> _Fragmento para leer_:
* * *

Un día en Cineteca Nacional, fui invitado por el gran cineasta Juan Antonio de la Riva, a rendir homenaje a Ernesto Gómez Cruz. Me puse feliz, es mi ídolo actor cinematográfico. Le hice este escrito que leí en su celebración. A él le gustó mucho, y yo estaba feliz de brindarle mi cariño
Raúl Adalid Sainz
“¿No es monstruoso que un actor como éste, no más que en ficción pura, sólo en el sueño de una pasión, pueda forzar su alma de tal modo, hasta su idea entera, que por su efecto, palidezca su rostro, se le quiebre la voz, haya en sus ojos lágrimas y desvarío en su expresión y todo esto por nada, ¡por Hécuba!, qué es Hécuba para él o él para Hécuba que puede así llorar por ella?”
Estas palabras, estos pensamientos, son los del “Príncipe Hamlet”, es Shakespeare que se sorprende del talento de un actor. Así apareció una noche del sesenta y siete, aquel “Azteca”, aquel caifán actor llamado Ernesto Gómez Cruz. Todavía lo veo al compás de “México Lindo y Querido”, subiendo a la “Diana Cazadora”, arroparla con brassiere del frío de la noche, dándole un beso en la boca como despedida.
Don Ernesto presenta realidad, naturalidad, matices emocionales, es un actor que refleja a la naturaleza, a la vida misma, a la conducta de los seres humanos. Dota a los personajes de verdad. Relajado, concentrado, para poder crear. Responde a un saber quién es el personaje, qué quiere y a dónde va.
Sabe oír, su escucha lo hace reaccionar con verosimilitud a los estímulos, siempre de acuerdo a la conducta y al marco axiológico del personaje, se comunica con naturalidad, sabe qué hacer en cada secuencia, cree la situación como real y la transforma y vive con arte creativo. Su imaginación es desbordante.
Toma riesgos, es de los poquísimos actores del cine mexicano que caracteriza, interna y externamente. Lo siento y me llena de fuerza en su cristo Purépecha “Auandar Anapu”, un redentor humano de causas justas, un revolucionario sensual que lame las heridas a “Magdalena”. Su monólogo interior, sus pensamientos, los proyecta en sus silencios insondables que son un mundo ante la cámara.

* * *

[Entradas guardadas]
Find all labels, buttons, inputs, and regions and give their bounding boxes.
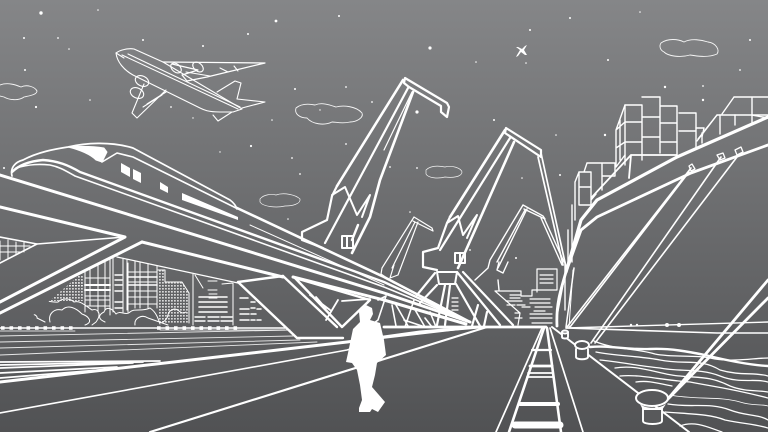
train <box>12 143 470 322</box>
railway <box>496 328 583 432</box>
ship mooring lines <box>567 147 743 343</box>
building D <box>193 272 233 325</box>
person silhouette <box>346 305 386 412</box>
quay edge <box>552 327 689 432</box>
airplane <box>116 49 265 121</box>
trees <box>34 298 186 326</box>
elevated bridge deck <box>0 175 470 324</box>
crane: center <box>417 128 566 326</box>
far shore right <box>566 322 768 333</box>
containers on ship <box>565 97 768 310</box>
bridge piers <box>238 276 436 338</box>
clouds <box>0 40 718 207</box>
bridge lower thin edge <box>117 257 238 283</box>
mooring lines to bollard <box>664 280 768 403</box>
crane: far small right <box>475 205 564 290</box>
stars <box>3 9 751 259</box>
building E <box>240 298 261 320</box>
tower A <box>85 252 127 315</box>
shore: left water and promenade <box>0 328 317 378</box>
road <box>0 327 546 432</box>
low left block <box>36 283 47 305</box>
tower C <box>128 255 157 312</box>
city: left skyline <box>34 258 234 326</box>
icon: small distant plane <box>516 45 527 57</box>
crane: main <box>302 78 449 253</box>
crane: far small left <box>381 217 433 283</box>
city: right of rails <box>452 269 557 325</box>
tower B <box>115 275 122 308</box>
bollards <box>562 330 668 424</box>
ship hull <box>557 117 768 327</box>
water waves <box>590 341 768 432</box>
dotted buildings <box>48 270 189 323</box>
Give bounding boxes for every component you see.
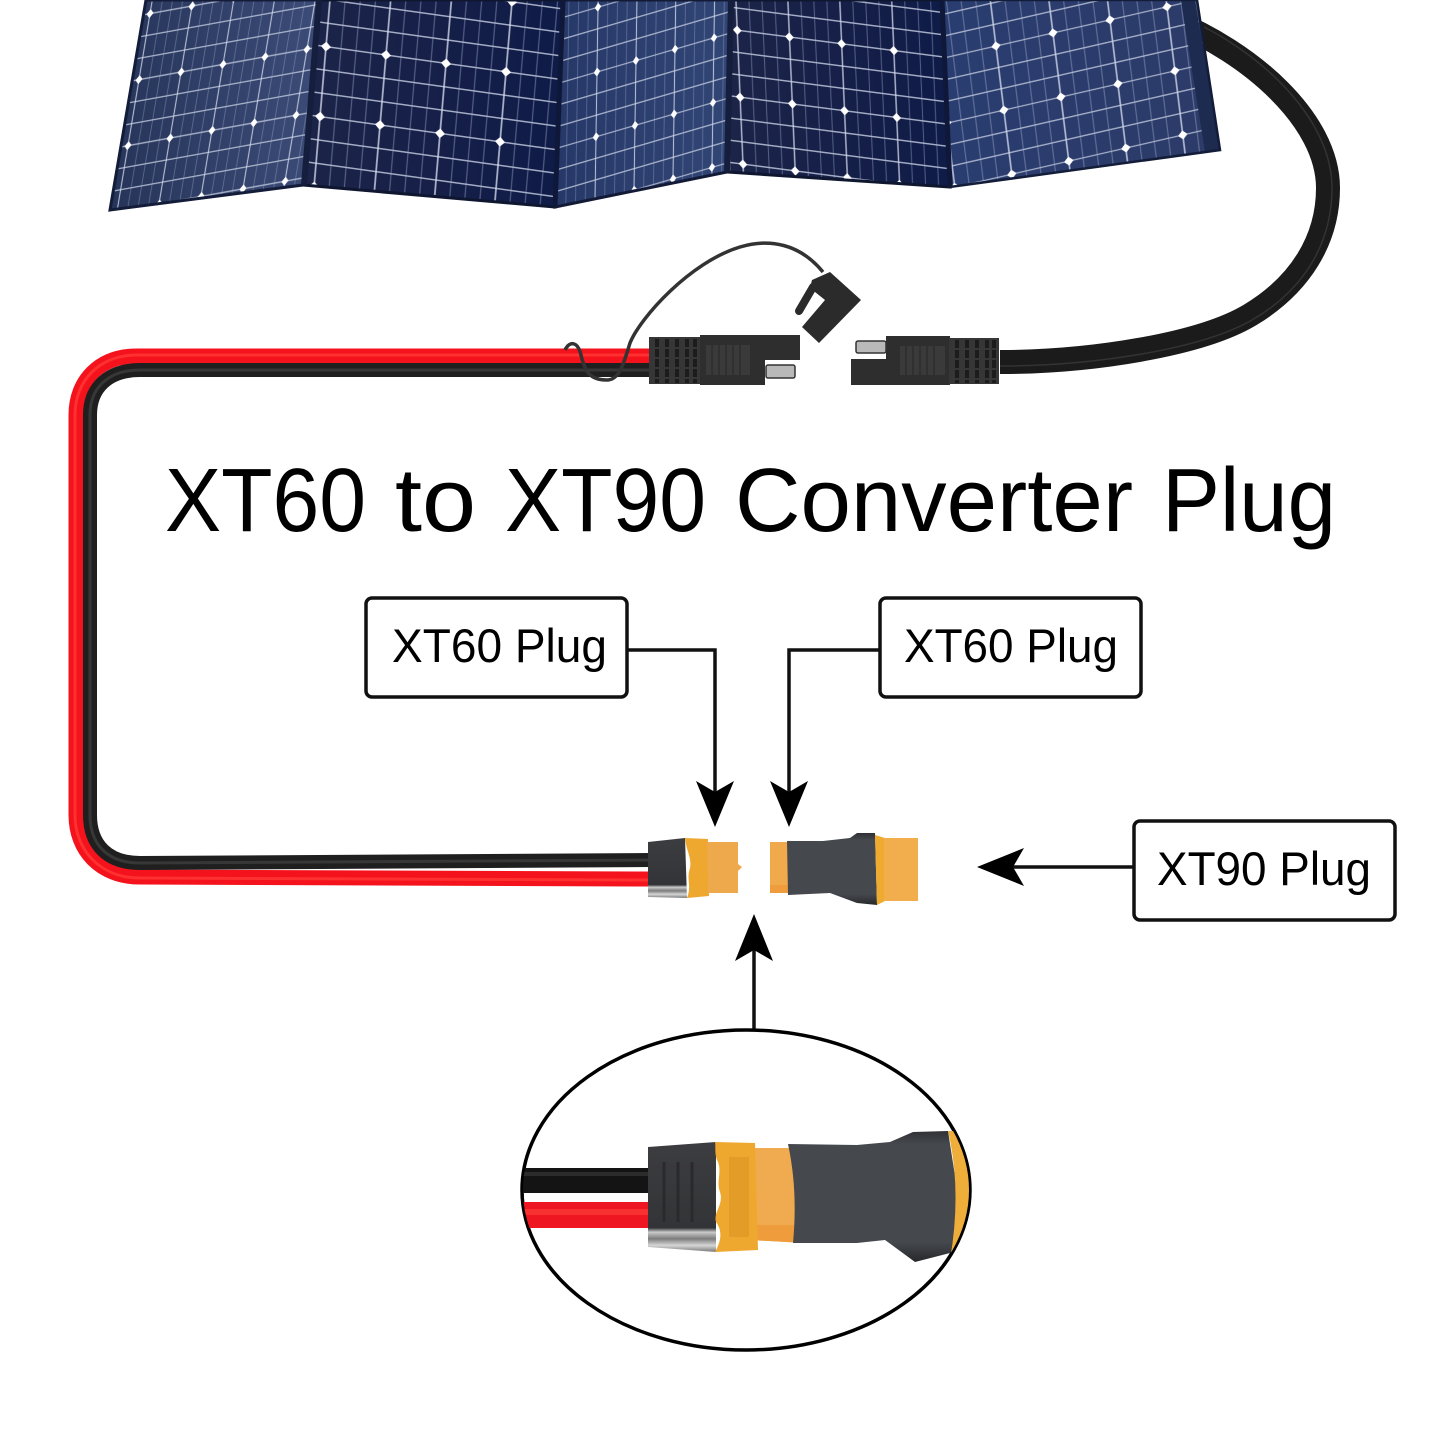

* * *

> _Planteamiento del problema_:
Reescribe el pasaje del homenaje a Ernesto Gómez Cruz que empieza con "Don Ernesto presenta" y llega hasta "a dónde va.", cambiando "Relajado" por "Sereno".

> _Respuesta completa_:
Don Ernesto presenta realidad, naturalidad, matices emocionales, es un actor que refleja a la naturaleza, a la vida misma, a la conducta de los seres humanos. Dota a los personajes de verdad. Sereno, concentrado, para poder crear. Responde a un saber quién es el personaje, qué quiere y a dónde va.